▸ Work required: Quote the listing below in full and exactly as written, but omit every picture.
[start of Provided data]
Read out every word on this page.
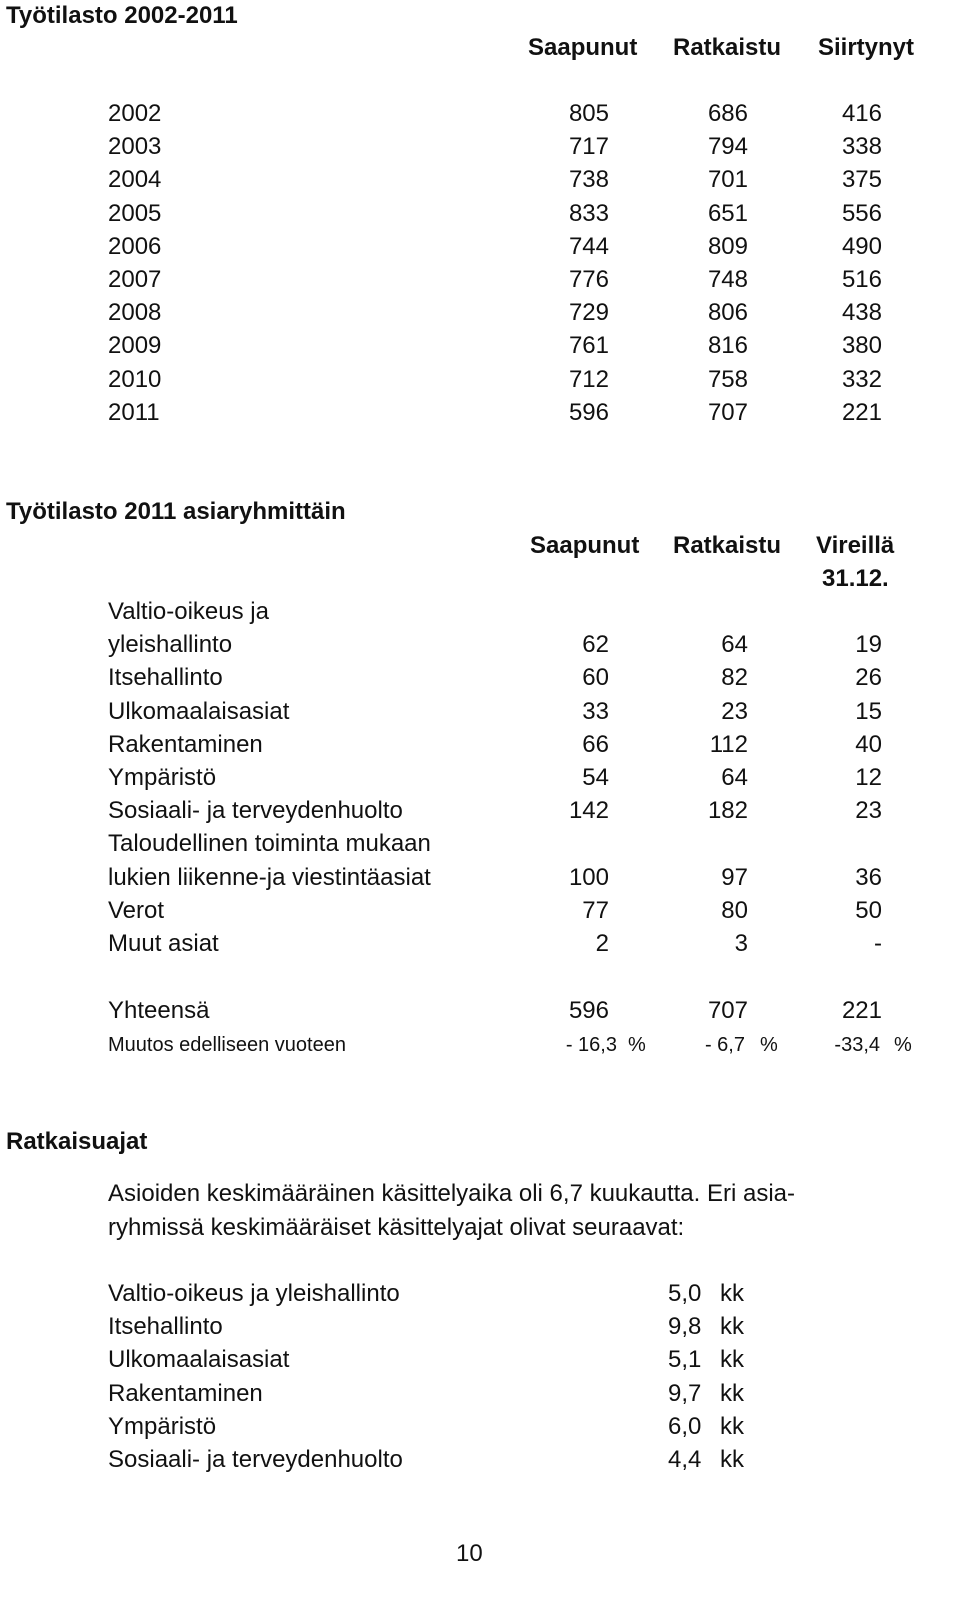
Työtilasto 2002-2011
Saapunut Ratkaistu Siirtynyt
2002	805	686	416
2003	717	794	338
2004	738	701	375
2005	833	651	556
2006	744	809	490
2007	776	748	516
2008	729	806	438
2009	761	816	380
2010	712	758	332
2011	596	707	221
Työtilasto 2011 asiaryhmittäin
Saapunut Ratkaistu Vireillä
31.12.
Valtio-oikeus ja
yleishallinto	62	64	19
Itsehallinto	60	82	26
Ulkomaalaisasiat	33	23	15
Rakentaminen	66	112	40
Ympäristö	54	64	12
Sosiaali- ja terveydenhuolto	142	182	23
Taloudellinen toiminta mukaan
lukien liikenne-ja viestintäasiat	100	97	36
Verot	77	80	50
Muut asiat	2	3	-
Yhteensä	596	707	221
Muutos edelliseen vuoteen	- 16,3 %	- 6,7 %	-33,4 %
Ratkaisuajat
Asioiden keskimääräinen käsittelyaika oli 6,7 kuukautta. Eri asia-
ryhmissä keskimääräiset käsittelyajat olivat seuraavat:
Valtio-oikeus ja yleishallinto	5,0 kk
Itsehallinto	9,8 kk
Ulkomaalaisasiat	5,1 kk
Rakentaminen	9,7 kk
Ympäristö	6,0 kk
Sosiaali- ja terveydenhuolto	4,4 kk
10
[end of Provided data]
▸ The solution:
Read out every word on this page.
Työtilasto 2002-2011
Saapunut Ratkaistu Siirtynyt
2002	805	686	416
2003	717	794	338
2004	738	701	375
2005	833	651	556
2006	744	809	490
2007	776	748	516
2008	729	806	438
2009	761	816	380
2010	712	758	332
2011	596	707	221
Työtilasto 2011 asiaryhmittäin
Saapunut Ratkaistu Vireillä
31.12.
Valtio-oikeus ja
yleishallinto	62	64	19
Itsehallinto	60	82	26
Ulkomaalaisasiat	33	23	15
Rakentaminen	66	112	40
Ympäristö	54	64	12
Sosiaali- ja terveydenhuolto	142	182	23
Taloudellinen toiminta mukaan
lukien liikenne-ja viestintäasiat	100	97	36
Verot	77	80	50
Muut asiat	2	3	-
Yhteensä	596	707	221
Muutos edelliseen vuoteen	- 16,3 %	- 6,7 %	-33,4 %
Ratkaisuajat
Asioiden keskimääräinen käsittelyaika oli 6,7 kuukautta. Eri asia-
ryhmissä keskimääräiset käsittelyajat olivat seuraavat:
Valtio-oikeus ja yleishallinto	5,0 kk
Itsehallinto	9,8 kk
Ulkomaalaisasiat	5,1 kk
Rakentaminen	9,7 kk
Ympäristö	6,0 kk
Sosiaali- ja terveydenhuolto	4,4 kk
10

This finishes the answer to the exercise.